_Goal_:
Put the lines from the start through the line that contains "page-title: T11: GLÁNDULAS" into a JSON list of strings, one string per line and no blank lines.

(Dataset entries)
* Begin *
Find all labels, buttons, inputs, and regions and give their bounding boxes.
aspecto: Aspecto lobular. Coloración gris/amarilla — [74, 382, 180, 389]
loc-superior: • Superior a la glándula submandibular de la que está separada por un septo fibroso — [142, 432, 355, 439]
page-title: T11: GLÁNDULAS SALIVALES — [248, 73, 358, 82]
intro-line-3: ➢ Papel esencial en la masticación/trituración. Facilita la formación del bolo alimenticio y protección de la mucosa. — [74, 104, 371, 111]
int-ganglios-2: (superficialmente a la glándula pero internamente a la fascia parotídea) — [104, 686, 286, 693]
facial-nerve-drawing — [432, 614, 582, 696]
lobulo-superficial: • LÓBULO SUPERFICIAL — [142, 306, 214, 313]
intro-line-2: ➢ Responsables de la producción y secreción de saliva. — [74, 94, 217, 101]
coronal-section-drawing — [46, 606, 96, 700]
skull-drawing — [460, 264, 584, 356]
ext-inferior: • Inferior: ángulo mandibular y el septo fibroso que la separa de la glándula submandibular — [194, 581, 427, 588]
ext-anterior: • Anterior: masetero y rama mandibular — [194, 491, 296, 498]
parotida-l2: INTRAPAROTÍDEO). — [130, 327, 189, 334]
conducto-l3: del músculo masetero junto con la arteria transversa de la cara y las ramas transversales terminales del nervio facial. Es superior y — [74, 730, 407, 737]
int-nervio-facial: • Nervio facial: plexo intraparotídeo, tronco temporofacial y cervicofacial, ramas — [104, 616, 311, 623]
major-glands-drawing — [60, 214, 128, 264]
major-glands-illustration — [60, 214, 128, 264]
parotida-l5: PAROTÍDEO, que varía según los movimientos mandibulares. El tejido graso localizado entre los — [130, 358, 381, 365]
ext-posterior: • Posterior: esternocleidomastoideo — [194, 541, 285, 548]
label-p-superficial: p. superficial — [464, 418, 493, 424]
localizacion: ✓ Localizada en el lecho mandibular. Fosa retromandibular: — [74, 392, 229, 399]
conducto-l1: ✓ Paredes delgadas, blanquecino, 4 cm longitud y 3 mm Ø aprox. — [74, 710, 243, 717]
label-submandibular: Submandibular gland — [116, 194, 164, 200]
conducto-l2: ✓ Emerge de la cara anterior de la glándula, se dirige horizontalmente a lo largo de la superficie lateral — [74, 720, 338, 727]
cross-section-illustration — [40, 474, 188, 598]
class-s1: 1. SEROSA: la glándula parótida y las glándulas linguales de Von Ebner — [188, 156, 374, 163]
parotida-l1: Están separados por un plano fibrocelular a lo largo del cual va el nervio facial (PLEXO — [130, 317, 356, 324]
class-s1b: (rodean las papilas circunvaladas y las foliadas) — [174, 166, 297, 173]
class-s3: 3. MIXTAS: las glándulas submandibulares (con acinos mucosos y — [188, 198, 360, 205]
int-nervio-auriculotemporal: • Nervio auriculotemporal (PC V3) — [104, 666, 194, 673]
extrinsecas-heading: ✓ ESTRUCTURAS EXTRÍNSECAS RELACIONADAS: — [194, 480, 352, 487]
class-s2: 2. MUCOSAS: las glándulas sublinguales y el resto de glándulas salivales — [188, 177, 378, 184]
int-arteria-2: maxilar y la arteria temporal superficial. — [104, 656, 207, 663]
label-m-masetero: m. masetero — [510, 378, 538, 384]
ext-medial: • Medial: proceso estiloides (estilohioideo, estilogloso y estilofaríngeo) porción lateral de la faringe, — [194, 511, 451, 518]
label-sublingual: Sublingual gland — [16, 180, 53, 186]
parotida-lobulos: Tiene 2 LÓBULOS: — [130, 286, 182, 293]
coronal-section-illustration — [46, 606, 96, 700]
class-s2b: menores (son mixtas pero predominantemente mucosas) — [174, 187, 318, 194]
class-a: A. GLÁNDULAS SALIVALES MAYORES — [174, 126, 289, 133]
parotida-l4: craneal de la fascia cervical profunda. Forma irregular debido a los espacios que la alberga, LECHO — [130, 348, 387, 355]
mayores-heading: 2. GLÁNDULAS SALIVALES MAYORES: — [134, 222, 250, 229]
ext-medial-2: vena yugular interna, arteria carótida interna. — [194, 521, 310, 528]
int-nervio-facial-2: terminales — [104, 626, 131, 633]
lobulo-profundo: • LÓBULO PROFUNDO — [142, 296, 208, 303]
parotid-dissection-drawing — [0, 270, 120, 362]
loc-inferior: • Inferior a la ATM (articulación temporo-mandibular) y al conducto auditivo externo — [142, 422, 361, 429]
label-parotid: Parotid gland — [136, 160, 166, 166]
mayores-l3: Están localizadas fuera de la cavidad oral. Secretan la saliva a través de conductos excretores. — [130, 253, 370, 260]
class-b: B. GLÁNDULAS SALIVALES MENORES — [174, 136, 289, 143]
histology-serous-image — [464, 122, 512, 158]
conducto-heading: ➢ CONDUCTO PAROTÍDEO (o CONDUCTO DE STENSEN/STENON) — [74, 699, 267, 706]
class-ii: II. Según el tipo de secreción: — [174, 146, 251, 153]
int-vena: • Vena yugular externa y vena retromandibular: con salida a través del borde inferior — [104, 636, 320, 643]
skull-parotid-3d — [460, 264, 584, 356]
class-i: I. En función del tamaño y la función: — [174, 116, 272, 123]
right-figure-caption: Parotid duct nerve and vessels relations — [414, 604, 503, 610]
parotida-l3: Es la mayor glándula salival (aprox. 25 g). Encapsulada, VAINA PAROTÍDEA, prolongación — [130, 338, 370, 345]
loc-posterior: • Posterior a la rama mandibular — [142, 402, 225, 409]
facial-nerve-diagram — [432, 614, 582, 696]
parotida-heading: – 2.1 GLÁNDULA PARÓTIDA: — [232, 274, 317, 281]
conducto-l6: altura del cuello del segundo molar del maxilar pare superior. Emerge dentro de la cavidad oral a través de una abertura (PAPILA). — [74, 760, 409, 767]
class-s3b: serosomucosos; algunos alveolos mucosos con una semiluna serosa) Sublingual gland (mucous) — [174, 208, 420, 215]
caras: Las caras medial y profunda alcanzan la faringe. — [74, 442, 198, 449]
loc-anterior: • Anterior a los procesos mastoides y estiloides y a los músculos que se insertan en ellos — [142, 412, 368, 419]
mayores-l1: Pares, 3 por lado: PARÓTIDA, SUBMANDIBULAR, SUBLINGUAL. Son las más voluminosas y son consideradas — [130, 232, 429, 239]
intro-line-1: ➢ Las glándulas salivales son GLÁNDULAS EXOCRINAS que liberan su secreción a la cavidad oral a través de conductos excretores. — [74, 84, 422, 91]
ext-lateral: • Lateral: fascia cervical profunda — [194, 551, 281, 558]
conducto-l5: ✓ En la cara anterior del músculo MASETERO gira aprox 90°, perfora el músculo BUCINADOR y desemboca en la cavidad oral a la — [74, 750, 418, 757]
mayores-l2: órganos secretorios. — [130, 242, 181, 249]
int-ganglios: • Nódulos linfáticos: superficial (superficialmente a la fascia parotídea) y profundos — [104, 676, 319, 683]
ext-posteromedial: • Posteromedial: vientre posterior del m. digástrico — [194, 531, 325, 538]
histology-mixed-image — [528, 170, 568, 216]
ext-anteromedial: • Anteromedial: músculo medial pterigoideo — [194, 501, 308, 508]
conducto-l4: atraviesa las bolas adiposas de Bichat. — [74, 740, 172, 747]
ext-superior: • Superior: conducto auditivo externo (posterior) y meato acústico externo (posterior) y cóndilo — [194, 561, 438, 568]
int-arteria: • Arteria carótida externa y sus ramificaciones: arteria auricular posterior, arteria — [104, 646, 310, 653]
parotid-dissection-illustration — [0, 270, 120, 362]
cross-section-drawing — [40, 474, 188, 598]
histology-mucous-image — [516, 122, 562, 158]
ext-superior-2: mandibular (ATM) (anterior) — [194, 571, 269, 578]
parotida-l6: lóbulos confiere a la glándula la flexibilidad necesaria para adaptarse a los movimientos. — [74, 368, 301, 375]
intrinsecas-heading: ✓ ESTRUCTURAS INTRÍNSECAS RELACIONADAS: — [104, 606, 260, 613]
* End *
_Finished task_:
[
  "Find all labels, buttons, inputs, and regions and give their bounding boxes.",
  "aspecto: Aspecto lobular. Coloración gris/amarilla — [74, 382, 180, 389]",
  "loc-superior: • Superior a la glándula submandibular de la que está separada por un septo fibroso — [142, 432, 355, 439]",
  "page-title: T11: GLÁNDULAS SALIVALES — [248, 73, 358, 82]"
]